[Begin Data for this exercise]

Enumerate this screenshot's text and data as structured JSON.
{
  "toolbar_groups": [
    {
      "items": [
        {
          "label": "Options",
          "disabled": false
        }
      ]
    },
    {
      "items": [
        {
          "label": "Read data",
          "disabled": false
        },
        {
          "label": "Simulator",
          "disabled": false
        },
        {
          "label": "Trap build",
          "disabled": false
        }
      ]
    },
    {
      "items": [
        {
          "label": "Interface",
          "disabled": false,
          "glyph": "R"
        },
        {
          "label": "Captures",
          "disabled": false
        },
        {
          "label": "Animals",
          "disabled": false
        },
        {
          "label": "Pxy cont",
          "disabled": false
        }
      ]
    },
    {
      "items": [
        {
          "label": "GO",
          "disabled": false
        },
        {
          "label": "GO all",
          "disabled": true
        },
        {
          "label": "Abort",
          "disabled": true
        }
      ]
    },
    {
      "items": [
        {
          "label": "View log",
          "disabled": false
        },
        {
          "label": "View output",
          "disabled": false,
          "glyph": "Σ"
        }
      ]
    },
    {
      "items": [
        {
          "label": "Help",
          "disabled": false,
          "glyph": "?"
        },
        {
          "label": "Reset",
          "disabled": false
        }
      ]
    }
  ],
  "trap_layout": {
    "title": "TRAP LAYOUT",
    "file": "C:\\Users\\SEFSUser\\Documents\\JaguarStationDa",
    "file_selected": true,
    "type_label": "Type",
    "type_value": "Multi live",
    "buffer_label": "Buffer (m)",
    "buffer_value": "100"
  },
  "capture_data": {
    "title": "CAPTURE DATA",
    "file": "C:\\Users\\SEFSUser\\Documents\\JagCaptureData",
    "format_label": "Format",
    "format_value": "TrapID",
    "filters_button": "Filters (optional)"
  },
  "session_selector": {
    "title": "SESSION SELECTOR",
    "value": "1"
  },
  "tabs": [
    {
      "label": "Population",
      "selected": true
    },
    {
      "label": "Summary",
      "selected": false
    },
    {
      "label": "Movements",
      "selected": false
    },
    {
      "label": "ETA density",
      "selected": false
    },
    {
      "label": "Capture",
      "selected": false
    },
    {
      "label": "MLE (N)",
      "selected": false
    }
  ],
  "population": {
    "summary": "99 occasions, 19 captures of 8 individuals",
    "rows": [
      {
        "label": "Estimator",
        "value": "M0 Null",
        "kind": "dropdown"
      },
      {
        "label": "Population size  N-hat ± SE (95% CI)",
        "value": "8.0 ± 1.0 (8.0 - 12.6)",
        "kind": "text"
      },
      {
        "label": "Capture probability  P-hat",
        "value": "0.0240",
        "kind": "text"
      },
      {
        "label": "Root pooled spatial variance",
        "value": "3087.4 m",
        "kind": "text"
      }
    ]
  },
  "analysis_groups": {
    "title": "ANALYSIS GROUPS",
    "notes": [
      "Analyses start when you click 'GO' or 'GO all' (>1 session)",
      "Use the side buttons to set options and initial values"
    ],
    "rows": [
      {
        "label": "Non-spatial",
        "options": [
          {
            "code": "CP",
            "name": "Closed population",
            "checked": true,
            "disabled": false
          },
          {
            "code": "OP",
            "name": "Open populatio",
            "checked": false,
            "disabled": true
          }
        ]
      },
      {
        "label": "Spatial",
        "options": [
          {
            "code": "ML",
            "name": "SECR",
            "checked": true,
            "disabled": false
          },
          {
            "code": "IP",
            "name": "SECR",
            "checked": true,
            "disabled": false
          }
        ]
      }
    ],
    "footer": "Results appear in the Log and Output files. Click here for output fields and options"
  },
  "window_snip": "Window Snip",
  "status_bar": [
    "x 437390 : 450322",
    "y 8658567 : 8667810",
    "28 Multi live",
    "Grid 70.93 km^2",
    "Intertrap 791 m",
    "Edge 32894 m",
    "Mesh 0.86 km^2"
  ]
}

[End Data for this exercise]

Directions for this task:
From the records above, pick out and copy each line holding the word "output".

Worked answer:
          "label": "View output",
    "footer": "Results appear in the Log and Output files. Click here for output fields and options"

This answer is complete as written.